■ EXERCISE BRIEF
Below are some records; retype all of them exactly.

■ SOURCE RECORDS
☆ ☆ ☆ ☆ ☆

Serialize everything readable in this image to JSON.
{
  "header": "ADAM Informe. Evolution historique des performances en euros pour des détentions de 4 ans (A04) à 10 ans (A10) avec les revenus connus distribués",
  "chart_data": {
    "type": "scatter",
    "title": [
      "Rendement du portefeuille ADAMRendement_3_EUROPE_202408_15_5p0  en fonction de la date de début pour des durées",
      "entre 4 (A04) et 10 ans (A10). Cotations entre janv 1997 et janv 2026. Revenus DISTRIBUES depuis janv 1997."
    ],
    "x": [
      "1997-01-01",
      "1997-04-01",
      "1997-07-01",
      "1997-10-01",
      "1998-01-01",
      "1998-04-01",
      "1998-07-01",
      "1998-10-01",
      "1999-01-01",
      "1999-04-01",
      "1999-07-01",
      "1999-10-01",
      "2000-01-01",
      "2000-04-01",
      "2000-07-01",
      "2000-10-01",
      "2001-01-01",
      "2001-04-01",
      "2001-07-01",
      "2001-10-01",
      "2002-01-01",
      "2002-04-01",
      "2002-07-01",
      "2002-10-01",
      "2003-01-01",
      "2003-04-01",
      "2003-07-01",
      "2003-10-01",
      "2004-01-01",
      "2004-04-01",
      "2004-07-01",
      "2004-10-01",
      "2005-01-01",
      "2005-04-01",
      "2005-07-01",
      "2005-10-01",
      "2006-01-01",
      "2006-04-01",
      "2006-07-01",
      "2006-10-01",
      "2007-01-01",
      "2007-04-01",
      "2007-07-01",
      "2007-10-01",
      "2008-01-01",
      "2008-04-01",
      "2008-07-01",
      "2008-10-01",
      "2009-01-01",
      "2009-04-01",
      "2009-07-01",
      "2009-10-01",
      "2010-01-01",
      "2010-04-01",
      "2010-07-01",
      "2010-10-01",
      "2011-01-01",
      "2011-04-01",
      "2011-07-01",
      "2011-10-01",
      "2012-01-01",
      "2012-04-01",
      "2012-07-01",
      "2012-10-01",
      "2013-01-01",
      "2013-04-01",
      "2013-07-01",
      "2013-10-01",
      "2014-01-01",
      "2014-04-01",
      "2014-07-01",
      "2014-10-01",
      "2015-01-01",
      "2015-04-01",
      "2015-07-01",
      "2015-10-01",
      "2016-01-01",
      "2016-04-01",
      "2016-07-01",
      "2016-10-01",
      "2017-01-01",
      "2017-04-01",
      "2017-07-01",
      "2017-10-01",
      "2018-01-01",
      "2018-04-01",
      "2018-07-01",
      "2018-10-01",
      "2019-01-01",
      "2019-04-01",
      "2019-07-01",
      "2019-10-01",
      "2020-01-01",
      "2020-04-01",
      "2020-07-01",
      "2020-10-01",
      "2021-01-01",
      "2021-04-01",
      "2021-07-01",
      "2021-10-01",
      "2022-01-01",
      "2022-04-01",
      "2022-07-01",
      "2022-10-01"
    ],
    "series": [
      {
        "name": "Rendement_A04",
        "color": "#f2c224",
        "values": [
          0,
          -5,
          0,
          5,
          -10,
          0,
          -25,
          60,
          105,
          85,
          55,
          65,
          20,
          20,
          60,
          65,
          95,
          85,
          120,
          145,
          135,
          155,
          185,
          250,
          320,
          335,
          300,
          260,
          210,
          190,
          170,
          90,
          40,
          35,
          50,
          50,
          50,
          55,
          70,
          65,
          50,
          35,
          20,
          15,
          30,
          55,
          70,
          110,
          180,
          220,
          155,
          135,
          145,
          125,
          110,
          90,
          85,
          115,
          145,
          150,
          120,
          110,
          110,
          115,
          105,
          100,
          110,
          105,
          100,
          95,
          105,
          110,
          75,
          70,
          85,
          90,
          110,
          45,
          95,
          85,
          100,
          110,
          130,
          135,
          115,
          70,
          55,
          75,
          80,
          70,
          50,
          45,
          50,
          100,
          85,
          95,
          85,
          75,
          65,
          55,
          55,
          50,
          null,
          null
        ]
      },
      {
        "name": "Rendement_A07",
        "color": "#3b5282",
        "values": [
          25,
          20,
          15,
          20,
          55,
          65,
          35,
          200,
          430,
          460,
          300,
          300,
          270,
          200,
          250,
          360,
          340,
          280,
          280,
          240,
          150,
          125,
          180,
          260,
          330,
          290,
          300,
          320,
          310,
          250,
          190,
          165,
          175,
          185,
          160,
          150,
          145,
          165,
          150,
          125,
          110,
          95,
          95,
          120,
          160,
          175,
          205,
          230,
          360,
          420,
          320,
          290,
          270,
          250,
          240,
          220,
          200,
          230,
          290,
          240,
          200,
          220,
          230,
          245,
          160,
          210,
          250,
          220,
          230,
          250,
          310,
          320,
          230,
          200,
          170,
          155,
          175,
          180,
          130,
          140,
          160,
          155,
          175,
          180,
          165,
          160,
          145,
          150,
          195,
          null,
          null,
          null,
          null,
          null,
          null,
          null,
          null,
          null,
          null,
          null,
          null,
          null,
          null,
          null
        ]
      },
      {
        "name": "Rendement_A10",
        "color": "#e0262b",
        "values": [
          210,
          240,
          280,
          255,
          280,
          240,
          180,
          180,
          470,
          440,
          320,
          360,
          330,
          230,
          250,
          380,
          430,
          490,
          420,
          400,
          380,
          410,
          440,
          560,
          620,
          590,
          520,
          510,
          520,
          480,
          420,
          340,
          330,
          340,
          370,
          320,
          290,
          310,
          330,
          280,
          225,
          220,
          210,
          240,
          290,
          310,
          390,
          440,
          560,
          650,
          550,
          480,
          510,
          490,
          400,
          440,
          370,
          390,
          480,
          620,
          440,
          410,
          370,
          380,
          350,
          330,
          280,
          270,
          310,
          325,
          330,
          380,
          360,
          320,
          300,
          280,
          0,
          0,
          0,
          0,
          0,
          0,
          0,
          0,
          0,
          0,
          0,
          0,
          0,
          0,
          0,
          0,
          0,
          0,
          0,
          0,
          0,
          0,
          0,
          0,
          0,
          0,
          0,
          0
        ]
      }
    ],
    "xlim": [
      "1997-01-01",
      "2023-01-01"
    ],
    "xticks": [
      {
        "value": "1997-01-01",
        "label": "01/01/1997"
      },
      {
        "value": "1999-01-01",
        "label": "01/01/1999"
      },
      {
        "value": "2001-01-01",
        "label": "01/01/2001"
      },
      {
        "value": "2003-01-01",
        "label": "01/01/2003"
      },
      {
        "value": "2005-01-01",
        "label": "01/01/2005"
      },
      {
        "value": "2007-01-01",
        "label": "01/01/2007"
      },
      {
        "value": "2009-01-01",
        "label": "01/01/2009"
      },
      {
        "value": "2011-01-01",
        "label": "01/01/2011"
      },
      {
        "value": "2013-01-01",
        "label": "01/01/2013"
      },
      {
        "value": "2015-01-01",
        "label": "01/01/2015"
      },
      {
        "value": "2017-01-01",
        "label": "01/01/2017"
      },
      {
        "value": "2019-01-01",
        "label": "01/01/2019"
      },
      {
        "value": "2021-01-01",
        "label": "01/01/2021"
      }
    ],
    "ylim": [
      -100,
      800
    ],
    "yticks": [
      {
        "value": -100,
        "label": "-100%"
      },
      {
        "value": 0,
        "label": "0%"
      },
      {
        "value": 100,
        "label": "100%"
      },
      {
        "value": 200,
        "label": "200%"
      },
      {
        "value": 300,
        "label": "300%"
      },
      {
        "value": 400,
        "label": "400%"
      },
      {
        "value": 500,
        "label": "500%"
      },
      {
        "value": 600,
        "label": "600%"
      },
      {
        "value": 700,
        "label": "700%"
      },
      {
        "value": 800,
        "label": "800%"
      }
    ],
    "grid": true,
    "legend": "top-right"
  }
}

☆ ☆ ☆ ☆ ☆

■ EXPECTED ANSWER
Serialize everything readable in this image to JSON.
{
  "header": "ADAM Informe. Evolution historique des performances en euros pour des détentions de 4 ans (A04) à 10 ans (A10) avec les revenus connus distribués",
  "chart_data": {
    "type": "scatter",
    "title": [
      "Rendement du portefeuille ADAMRendement_3_EUROPE_202408_15_5p0  en fonction de la date de début pour des durées",
      "entre 4 (A04) et 10 ans (A10). Cotations entre janv 1997 et janv 2026. Revenus DISTRIBUES depuis janv 1997."
    ],
    "x": [
      "1997-01-01",
      "1997-04-01",
      "1997-07-01",
      "1997-10-01",
      "1998-01-01",
      "1998-04-01",
      "1998-07-01",
      "1998-10-01",
      "1999-01-01",
      "1999-04-01",
      "1999-07-01",
      "1999-10-01",
      "2000-01-01",
      "2000-04-01",
      "2000-07-01",
      "2000-10-01",
      "2001-01-01",
      "2001-04-01",
      "2001-07-01",
      "2001-10-01",
      "2002-01-01",
      "2002-04-01",
      "2002-07-01",
      "2002-10-01",
      "2003-01-01",
      "2003-04-01",
      "2003-07-01",
      "2003-10-01",
      "2004-01-01",
      "2004-04-01",
      "2004-07-01",
      "2004-10-01",
      "2005-01-01",
      "2005-04-01",
      "2005-07-01",
      "2005-10-01",
      "2006-01-01",
      "2006-04-01",
      "2006-07-01",
      "2006-10-01",
      "2007-01-01",
      "2007-04-01",
      "2007-07-01",
      "2007-10-01",
      "2008-01-01",
      "2008-04-01",
      "2008-07-01",
      "2008-10-01",
      "2009-01-01",
      "2009-04-01",
      "2009-07-01",
      "2009-10-01",
      "2010-01-01",
      "2010-04-01",
      "2010-07-01",
      "2010-10-01",
      "2011-01-01",
      "2011-04-01",
      "2011-07-01",
      "2011-10-01",
      "2012-01-01",
      "2012-04-01",
      "2012-07-01",
      "2012-10-01",
      "2013-01-01",
      "2013-04-01",
      "2013-07-01",
      "2013-10-01",
      "2014-01-01",
      "2014-04-01",
      "2014-07-01",
      "2014-10-01",
      "2015-01-01",
      "2015-04-01",
      "2015-07-01",
      "2015-10-01",
      "2016-01-01",
      "2016-04-01",
      "2016-07-01",
      "2016-10-01",
      "2017-01-01",
      "2017-04-01",
      "2017-07-01",
      "2017-10-01",
      "2018-01-01",
      "2018-04-01",
      "2018-07-01",
      "2018-10-01",
      "2019-01-01",
      "2019-04-01",
      "2019-07-01",
      "2019-10-01",
      "2020-01-01",
      "2020-04-01",
      "2020-07-01",
      "2020-10-01",
      "2021-01-01",
      "2021-04-01",
      "2021-07-01",
      "2021-10-01",
      "2022-01-01",
      "2022-04-01",
      "2022-07-01",
      "2022-10-01"
    ],
    "series": [
      {
        "name": "Rendement_A04",
        "color": "#f2c224",
        "values": [
          0,
          -5,
          0,
          5,
          -10,
          0,
          -25,
          60,
          105,
          85,
          55,
          65,
          20,
          20,
          60,
          65,
          95,
          85,
          120,
          145,
          135,
          155,
          185,
          250,
          320,
          335,
          300,
          260,
          210,
          190,
          170,
          90,
          40,
          35,
          50,
          50,
          50,
          55,
          70,
          65,
          50,
          35,
          20,
          15,
          30,
          55,
          70,
          110,
          180,
          220,
          155,
          135,
          145,
          125,
          110,
          90,
          85,
          115,
          145,
          150,
          120,
          110,
          110,
          115,
          105,
          100,
          110,
          105,
          100,
          95,
          105,
          110,
          75,
          70,
          85,
          90,
          110,
          45,
          95,
          85,
          100,
          110,
          130,
          135,
          115,
          70,
          55,
          75,
          80,
          70,
          50,
          45,
          50,
          100,
          85,
          95,
          85,
          75,
          65,
          55,
          55,
          50,
          null,
          null
        ]
      },
      {
        "name": "Rendement_A07",
        "color": "#3b5282",
        "values": [
          25,
          20,
          15,
          20,
          55,
          65,
          35,
          200,
          430,
          460,
          300,
          300,
          270,
          200,
          250,
          360,
          340,
          280,
          280,
          240,
          150,
          125,
          180,
          260,
          330,
          290,
          300,
          320,
          310,
          250,
          190,
          165,
          175,
          185,
          160,
          150,
          145,
          165,
          150,
          125,
          110,
          95,
          95,
          120,
          160,
          175,
          205,
          230,
          360,
          420,
          320,
          290,
          270,
          250,
          240,
          220,
          200,
          230,
          290,
          240,
          200,
          220,
          230,
          245,
          160,
          210,
          250,
          220,
          230,
          250,
          310,
          320,
          230,
          200,
          170,
          155,
          175,
          180,
          130,
          140,
          160,
          155,
          175,
          180,
          165,
          160,
          145,
          150,
          195,
          null,
          null,
          null,
          null,
          null,
          null,
          null,
          null,
          null,
          null,
          null,
          null,
          null,
          null,
          null
        ]
      },
      {
        "name": "Rendement_A10",
        "color": "#e0262b",
        "values": [
          210,
          240,
          280,
          255,
          280,
          240,
          180,
          180,
          470,
          440,
          320,
          360,
          330,
          230,
          250,
          380,
          430,
          490,
          420,
          400,
          380,
          410,
          440,
          560,
          620,
          590,
          520,
          510,
          520,
          480,
          420,
          340,
          330,
          340,
          370,
          320,
          290,
          310,
          330,
          280,
          225,
          220,
          210,
          240,
          290,
          310,
          390,
          440,
          560,
          650,
          550,
          480,
          510,
          490,
          400,
          440,
          370,
          390,
          480,
          620,
          440,
          410,
          370,
          380,
          350,
          330,
          280,
          270,
          310,
          325,
          330,
          380,
          360,
          320,
          300,
          280,
          0,
          0,
          0,
          0,
          0,
          0,
          0,
          0,
          0,
          0,
          0,
          0,
          0,
          0,
          0,
          0,
          0,
          0,
          0,
          0,
          0,
          0,
          0,
          0,
          0,
          0,
          0,
          0
        ]
      }
    ],
    "xlim": [
      "1997-01-01",
      "2023-01-01"
    ],
    "xticks": [
      {
        "value": "1997-01-01",
        "label": "01/01/1997"
      },
      {
        "value": "1999-01-01",
        "label": "01/01/1999"
      },
      {
        "value": "2001-01-01",
        "label": "01/01/2001"
      },
      {
        "value": "2003-01-01",
        "label": "01/01/2003"
      },
      {
        "value": "2005-01-01",
        "label": "01/01/2005"
      },
      {
        "value": "2007-01-01",
        "label": "01/01/2007"
      },
      {
        "value": "2009-01-01",
        "label": "01/01/2009"
      },
      {
        "value": "2011-01-01",
        "label": "01/01/2011"
      },
      {
        "value": "2013-01-01",
        "label": "01/01/2013"
      },
      {
        "value": "2015-01-01",
        "label": "01/01/2015"
      },
      {
        "value": "2017-01-01",
        "label": "01/01/2017"
      },
      {
        "value": "2019-01-01",
        "label": "01/01/2019"
      },
      {
        "value": "2021-01-01",
        "label": "01/01/2021"
      }
    ],
    "ylim": [
      -100,
      800
    ],
    "yticks": [
      {
        "value": -100,
        "label": "-100%"
      },
      {
        "value": 0,
        "label": "0%"
      },
      {
        "value": 100,
        "label": "100%"
      },
      {
        "value": 200,
        "label": "200%"
      },
      {
        "value": 300,
        "label": "300%"
      },
      {
        "value": 400,
        "label": "400%"
      },
      {
        "value": 500,
        "label": "500%"
      },
      {
        "value": 600,
        "label": "600%"
      },
      {
        "value": 700,
        "label": "700%"
      },
      {
        "value": 800,
        "label": "800%"
      }
    ],
    "grid": true,
    "legend": "top-right"
  }
}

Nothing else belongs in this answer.